Output every record below exactly as it appears.

-------- RECORDED DATA

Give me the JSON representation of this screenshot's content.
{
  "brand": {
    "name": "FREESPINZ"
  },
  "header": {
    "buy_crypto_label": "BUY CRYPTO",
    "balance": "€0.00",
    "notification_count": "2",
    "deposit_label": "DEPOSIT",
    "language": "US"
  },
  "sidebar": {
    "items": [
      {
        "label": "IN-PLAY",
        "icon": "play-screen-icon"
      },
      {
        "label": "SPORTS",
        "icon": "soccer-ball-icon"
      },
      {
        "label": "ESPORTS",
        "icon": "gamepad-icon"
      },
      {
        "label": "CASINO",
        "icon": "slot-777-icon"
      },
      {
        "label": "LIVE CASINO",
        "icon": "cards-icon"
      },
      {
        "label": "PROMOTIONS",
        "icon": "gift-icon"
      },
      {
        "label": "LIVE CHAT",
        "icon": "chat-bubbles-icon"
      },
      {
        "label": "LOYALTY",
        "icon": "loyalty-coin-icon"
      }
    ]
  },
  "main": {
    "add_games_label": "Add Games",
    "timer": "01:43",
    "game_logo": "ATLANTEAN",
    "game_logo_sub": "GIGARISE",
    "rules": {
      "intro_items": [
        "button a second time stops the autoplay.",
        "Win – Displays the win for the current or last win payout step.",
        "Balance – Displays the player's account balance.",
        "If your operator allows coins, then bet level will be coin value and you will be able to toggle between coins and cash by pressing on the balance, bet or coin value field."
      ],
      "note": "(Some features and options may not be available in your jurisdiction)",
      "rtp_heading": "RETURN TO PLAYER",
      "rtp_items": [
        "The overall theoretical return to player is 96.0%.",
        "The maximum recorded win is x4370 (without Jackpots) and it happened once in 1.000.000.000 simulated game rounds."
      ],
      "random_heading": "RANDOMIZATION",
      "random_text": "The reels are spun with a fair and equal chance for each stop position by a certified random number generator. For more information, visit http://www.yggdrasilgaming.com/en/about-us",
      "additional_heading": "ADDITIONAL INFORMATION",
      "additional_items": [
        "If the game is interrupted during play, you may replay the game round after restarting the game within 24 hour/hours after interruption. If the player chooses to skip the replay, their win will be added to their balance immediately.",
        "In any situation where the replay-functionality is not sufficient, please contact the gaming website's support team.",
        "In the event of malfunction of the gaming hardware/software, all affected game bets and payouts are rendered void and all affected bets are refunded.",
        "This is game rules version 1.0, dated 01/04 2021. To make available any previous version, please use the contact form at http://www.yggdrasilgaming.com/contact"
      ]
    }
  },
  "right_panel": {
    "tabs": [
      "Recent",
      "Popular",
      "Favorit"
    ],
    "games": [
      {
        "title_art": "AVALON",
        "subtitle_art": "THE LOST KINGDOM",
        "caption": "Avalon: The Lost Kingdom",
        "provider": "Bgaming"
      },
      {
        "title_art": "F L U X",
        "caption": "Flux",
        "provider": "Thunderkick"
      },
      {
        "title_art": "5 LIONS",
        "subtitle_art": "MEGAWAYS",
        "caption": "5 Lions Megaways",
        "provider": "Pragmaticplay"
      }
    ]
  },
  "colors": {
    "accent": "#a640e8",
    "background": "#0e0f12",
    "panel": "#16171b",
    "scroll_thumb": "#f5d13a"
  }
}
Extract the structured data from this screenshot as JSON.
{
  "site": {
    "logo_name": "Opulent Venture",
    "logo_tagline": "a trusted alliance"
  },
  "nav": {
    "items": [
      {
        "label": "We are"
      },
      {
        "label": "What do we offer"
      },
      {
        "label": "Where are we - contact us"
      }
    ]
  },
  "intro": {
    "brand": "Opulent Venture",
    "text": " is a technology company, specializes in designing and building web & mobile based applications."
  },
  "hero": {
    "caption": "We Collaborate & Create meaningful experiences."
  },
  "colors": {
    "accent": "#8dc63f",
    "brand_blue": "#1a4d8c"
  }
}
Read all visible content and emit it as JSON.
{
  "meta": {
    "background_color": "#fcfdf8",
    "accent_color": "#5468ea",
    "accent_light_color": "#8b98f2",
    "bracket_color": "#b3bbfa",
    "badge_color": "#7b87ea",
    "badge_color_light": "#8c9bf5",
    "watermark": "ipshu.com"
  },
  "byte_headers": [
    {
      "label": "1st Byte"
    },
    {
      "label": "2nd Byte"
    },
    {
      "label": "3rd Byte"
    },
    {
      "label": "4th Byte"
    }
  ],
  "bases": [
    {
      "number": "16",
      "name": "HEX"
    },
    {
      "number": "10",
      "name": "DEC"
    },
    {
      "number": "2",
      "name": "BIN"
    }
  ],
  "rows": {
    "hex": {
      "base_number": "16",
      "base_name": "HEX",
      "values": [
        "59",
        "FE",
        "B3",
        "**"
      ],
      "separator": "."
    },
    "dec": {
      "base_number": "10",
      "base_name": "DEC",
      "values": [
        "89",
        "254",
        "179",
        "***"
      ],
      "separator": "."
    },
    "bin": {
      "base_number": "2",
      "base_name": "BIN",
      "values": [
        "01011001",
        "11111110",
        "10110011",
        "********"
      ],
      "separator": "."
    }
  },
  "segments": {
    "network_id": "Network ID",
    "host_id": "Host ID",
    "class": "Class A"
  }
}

----------------

RESULT OF THE EXERCISE:
Give me the JSON representation of this screenshot's content.
{
  "brand": {
    "name": "FREESPINZ"
  },
  "header": {
    "buy_crypto_label": "BUY CRYPTO",
    "balance": "€0.00",
    "notification_count": "2",
    "deposit_label": "DEPOSIT",
    "language": "US"
  },
  "sidebar": {
    "items": [
      {
        "label": "IN-PLAY",
        "icon": "play-screen-icon"
      },
      {
        "label": "SPORTS",
        "icon": "soccer-ball-icon"
      },
      {
        "label": "ESPORTS",
        "icon": "gamepad-icon"
      },
      {
        "label": "CASINO",
        "icon": "slot-777-icon"
      },
      {
        "label": "LIVE CASINO",
        "icon": "cards-icon"
      },
      {
        "label": "PROMOTIONS",
        "icon": "gift-icon"
      },
      {
        "label": "LIVE CHAT",
        "icon": "chat-bubbles-icon"
      },
      {
        "label": "LOYALTY",
        "icon": "loyalty-coin-icon"
      }
    ]
  },
  "main": {
    "add_games_label": "Add Games",
    "timer": "01:43",
    "game_logo": "ATLANTEAN",
    "game_logo_sub": "GIGARISE",
    "rules": {
      "intro_items": [
        "button a second time stops the autoplay.",
        "Win – Displays the win for the current or last win payout step.",
        "Balance – Displays the player's account balance.",
        "If your operator allows coins, then bet level will be coin value and you will be able to toggle between coins and cash by pressing on the balance, bet or coin value field."
      ],
      "note": "(Some features and options may not be available in your jurisdiction)",
      "rtp_heading": "RETURN TO PLAYER",
      "rtp_items": [
        "The overall theoretical return to player is 96.0%.",
        "The maximum recorded win is x4370 (without Jackpots) and it happened once in 1.000.000.000 simulated game rounds."
      ],
      "random_heading": "RANDOMIZATION",
      "random_text": "The reels are spun with a fair and equal chance for each stop position by a certified random number generator. For more information, visit http://www.yggdrasilgaming.com/en/about-us",
      "additional_heading": "ADDITIONAL INFORMATION",
      "additional_items": [
        "If the game is interrupted during play, you may replay the game round after restarting the game within 24 hour/hours after interruption. If the player chooses to skip the replay, their win will be added to their balance immediately.",
        "In any situation where the replay-functionality is not sufficient, please contact the gaming website's support team.",
        "In the event of malfunction of the gaming hardware/software, all affected game bets and payouts are rendered void and all affected bets are refunded.",
        "This is game rules version 1.0, dated 01/04 2021. To make available any previous version, please use the contact form at http://www.yggdrasilgaming.com/contact"
      ]
    }
  },
  "right_panel": {
    "tabs": [
      "Recent",
      "Popular",
      "Favorit"
    ],
    "games": [
      {
        "title_art": "AVALON",
        "subtitle_art": "THE LOST KINGDOM",
        "caption": "Avalon: The Lost Kingdom",
        "provider": "Bgaming"
      },
      {
        "title_art": "F L U X",
        "caption": "Flux",
        "provider": "Thunderkick"
      },
      {
        "title_art": "5 LIONS",
        "subtitle_art": "MEGAWAYS",
        "caption": "5 Lions Megaways",
        "provider": "Pragmaticplay"
      }
    ]
  },
  "colors": {
    "accent": "#a640e8",
    "background": "#0e0f12",
    "panel": "#16171b",
    "scroll_thumb": "#f5d13a"
  }
}
Extract the structured data from this screenshot as JSON.
{
  "site": {
    "logo_name": "Opulent Venture",
    "logo_tagline": "a trusted alliance"
  },
  "nav": {
    "items": [
      {
        "label": "We are"
      },
      {
        "label": "What do we offer"
      },
      {
        "label": "Where are we - contact us"
      }
    ]
  },
  "intro": {
    "brand": "Opulent Venture",
    "text": " is a technology company, specializes in designing and building web & mobile based applications."
  },
  "hero": {
    "caption": "We Collaborate & Create meaningful experiences."
  },
  "colors": {
    "accent": "#8dc63f",
    "brand_blue": "#1a4d8c"
  }
}
Read all visible content and emit it as JSON.
{
  "meta": {
    "background_color": "#fcfdf8",
    "accent_color": "#5468ea",
    "accent_light_color": "#8b98f2",
    "bracket_color": "#b3bbfa",
    "badge_color": "#7b87ea",
    "badge_color_light": "#8c9bf5",
    "watermark": "ipshu.com"
  },
  "byte_headers": [
    {
      "label": "1st Byte"
    },
    {
      "label": "2nd Byte"
    },
    {
      "label": "3rd Byte"
    },
    {
      "label": "4th Byte"
    }
  ],
  "bases": [
    {
      "number": "16",
      "name": "HEX"
    },
    {
      "number": "10",
      "name": "DEC"
    },
    {
      "number": "2",
      "name": "BIN"
    }
  ],
  "rows": {
    "hex": {
      "base_number": "16",
      "base_name": "HEX",
      "values": [
        "59",
        "FE",
        "B3",
        "**"
      ],
      "separator": "."
    },
    "dec": {
      "base_number": "10",
      "base_name": "DEC",
      "values": [
        "89",
        "254",
        "179",
        "***"
      ],
      "separator": "."
    },
    "bin": {
      "base_number": "2",
      "base_name": "BIN",
      "values": [
        "01011001",
        "11111110",
        "10110011",
        "********"
      ],
      "separator": "."
    }
  },
  "segments": {
    "network_id": "Network ID",
    "host_id": "Host ID",
    "class": "Class A"
  }
}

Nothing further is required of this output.